* Task brief *
Work through the data below line by line and say how many lines hold "false"; give only the number.

[BEGIN Supplied records]

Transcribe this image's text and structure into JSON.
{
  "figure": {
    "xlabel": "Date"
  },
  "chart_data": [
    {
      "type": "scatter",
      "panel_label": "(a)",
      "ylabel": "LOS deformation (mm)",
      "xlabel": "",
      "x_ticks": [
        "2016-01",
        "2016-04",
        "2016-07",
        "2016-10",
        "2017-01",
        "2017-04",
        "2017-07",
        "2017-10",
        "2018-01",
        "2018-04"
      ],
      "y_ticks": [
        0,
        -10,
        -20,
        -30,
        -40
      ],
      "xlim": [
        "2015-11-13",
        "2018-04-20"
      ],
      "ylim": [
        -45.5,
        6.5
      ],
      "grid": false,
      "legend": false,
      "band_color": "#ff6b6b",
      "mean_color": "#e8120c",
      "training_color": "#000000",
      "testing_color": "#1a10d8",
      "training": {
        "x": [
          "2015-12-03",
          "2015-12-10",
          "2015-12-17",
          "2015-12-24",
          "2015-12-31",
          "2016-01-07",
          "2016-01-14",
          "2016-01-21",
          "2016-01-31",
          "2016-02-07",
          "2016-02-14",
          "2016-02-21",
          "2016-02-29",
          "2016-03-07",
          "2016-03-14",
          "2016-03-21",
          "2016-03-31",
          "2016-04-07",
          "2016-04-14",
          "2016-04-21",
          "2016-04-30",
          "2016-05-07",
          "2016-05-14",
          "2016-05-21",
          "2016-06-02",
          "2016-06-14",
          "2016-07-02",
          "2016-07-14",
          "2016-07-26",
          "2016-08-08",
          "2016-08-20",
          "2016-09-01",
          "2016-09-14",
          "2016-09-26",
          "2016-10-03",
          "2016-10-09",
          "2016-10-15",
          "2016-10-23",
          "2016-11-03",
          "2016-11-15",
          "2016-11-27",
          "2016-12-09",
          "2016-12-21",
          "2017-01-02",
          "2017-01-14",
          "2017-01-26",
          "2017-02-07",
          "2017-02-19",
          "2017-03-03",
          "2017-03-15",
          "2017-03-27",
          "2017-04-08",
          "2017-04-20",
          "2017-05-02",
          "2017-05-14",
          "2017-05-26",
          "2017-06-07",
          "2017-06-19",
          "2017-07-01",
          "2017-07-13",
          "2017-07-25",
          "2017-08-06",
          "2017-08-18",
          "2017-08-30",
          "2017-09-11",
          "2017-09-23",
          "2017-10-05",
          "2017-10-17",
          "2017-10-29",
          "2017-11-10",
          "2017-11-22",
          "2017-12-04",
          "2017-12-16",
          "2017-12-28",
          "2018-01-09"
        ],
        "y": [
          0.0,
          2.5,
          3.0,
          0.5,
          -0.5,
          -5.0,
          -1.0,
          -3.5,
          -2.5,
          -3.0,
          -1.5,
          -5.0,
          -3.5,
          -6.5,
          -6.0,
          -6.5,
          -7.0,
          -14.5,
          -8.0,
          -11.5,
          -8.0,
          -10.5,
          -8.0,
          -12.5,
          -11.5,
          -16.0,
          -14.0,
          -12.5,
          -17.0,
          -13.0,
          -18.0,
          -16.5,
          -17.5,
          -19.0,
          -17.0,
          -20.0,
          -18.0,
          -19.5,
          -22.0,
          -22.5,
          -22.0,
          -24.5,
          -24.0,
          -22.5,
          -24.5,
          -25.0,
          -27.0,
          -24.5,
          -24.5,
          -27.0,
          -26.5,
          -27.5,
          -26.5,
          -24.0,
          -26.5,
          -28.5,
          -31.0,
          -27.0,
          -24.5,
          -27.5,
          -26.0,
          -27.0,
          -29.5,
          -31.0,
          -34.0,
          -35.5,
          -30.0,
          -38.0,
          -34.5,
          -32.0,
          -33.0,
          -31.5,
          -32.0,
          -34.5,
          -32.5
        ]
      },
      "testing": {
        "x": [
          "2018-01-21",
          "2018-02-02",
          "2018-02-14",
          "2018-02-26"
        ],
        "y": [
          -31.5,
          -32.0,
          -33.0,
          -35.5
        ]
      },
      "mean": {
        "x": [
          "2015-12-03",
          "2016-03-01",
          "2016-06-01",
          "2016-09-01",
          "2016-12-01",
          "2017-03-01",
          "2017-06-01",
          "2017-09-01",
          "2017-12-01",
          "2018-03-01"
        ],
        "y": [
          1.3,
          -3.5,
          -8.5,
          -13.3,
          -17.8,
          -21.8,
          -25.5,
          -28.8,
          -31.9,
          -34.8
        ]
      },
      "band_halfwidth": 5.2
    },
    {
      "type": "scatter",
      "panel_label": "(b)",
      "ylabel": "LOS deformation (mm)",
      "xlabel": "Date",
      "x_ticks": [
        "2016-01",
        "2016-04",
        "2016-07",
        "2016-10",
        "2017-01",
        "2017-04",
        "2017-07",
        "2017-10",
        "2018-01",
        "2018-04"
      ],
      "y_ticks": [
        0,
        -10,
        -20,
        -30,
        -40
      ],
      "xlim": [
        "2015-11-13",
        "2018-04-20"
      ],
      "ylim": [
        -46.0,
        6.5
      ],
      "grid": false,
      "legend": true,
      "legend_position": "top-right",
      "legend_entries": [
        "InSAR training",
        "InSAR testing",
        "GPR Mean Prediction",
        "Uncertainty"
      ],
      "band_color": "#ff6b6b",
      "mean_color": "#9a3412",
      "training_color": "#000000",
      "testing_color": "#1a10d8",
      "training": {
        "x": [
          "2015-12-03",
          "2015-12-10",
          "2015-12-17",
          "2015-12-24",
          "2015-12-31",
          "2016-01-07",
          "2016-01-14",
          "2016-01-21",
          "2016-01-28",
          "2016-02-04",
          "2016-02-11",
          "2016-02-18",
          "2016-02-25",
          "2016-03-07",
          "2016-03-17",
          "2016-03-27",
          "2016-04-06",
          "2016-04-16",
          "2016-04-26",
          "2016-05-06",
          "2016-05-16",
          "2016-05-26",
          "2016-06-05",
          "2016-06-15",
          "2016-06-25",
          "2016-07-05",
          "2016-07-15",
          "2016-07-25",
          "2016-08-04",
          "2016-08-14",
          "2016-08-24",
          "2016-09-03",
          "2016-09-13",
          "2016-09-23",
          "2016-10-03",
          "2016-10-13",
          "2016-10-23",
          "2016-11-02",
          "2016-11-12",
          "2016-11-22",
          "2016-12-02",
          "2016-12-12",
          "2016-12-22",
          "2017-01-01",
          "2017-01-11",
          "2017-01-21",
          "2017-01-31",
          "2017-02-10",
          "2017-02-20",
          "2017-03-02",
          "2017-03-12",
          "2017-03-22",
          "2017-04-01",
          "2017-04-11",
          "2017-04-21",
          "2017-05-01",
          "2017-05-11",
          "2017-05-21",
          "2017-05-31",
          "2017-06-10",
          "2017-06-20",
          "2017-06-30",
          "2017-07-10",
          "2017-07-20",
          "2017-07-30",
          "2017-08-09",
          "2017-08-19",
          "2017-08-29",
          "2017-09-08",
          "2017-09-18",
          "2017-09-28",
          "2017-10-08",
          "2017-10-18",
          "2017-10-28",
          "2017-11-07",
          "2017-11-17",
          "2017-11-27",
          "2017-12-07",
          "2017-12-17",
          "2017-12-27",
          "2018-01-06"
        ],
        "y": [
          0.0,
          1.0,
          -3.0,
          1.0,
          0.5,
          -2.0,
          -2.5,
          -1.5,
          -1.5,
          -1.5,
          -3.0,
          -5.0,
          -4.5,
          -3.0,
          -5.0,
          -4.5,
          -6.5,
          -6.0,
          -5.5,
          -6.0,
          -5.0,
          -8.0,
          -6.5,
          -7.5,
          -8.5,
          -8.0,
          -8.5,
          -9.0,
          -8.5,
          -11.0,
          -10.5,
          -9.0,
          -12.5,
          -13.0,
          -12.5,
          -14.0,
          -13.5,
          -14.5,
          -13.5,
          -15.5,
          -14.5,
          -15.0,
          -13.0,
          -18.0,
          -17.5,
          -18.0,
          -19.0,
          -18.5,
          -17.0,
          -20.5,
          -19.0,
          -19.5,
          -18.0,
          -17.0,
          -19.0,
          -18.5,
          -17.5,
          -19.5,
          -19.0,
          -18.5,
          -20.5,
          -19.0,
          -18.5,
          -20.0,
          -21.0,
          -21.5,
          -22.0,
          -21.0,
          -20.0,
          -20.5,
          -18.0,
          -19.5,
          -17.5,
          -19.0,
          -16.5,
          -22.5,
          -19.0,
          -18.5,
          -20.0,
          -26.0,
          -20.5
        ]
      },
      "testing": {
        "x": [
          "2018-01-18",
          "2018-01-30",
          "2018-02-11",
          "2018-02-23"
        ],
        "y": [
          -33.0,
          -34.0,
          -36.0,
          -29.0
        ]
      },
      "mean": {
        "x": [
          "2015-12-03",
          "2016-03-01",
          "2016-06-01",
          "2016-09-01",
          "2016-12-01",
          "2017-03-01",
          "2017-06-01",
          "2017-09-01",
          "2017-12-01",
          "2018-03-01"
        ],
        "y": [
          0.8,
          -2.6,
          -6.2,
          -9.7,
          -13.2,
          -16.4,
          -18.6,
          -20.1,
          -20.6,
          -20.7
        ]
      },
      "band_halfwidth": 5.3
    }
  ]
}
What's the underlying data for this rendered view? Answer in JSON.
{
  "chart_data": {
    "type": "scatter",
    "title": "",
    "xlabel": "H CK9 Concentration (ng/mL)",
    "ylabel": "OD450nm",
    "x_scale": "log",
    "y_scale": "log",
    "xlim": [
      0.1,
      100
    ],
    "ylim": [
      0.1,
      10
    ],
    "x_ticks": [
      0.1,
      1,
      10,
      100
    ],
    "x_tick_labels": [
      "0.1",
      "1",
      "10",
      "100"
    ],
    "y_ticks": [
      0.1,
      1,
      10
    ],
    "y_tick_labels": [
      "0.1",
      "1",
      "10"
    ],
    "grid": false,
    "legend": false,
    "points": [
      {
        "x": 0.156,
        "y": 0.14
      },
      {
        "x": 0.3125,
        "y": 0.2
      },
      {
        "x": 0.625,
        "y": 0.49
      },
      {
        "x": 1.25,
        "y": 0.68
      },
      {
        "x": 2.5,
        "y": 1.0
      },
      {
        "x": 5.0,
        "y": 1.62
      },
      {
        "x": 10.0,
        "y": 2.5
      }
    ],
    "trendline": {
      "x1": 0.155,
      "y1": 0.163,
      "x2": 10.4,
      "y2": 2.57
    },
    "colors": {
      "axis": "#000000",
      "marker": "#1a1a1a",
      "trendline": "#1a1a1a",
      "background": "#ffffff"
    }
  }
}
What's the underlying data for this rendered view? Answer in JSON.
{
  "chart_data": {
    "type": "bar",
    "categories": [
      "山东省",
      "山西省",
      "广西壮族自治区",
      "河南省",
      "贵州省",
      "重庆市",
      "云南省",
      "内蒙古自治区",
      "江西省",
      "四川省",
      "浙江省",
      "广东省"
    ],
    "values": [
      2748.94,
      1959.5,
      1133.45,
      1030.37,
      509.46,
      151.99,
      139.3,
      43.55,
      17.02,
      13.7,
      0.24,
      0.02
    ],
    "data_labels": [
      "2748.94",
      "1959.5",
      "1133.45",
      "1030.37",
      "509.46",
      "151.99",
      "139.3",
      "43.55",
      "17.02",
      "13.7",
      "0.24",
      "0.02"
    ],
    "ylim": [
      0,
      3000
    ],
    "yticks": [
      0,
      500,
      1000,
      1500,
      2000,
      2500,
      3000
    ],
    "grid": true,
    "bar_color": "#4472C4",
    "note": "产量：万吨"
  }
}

[END Supplied records]

* Expected answer *
5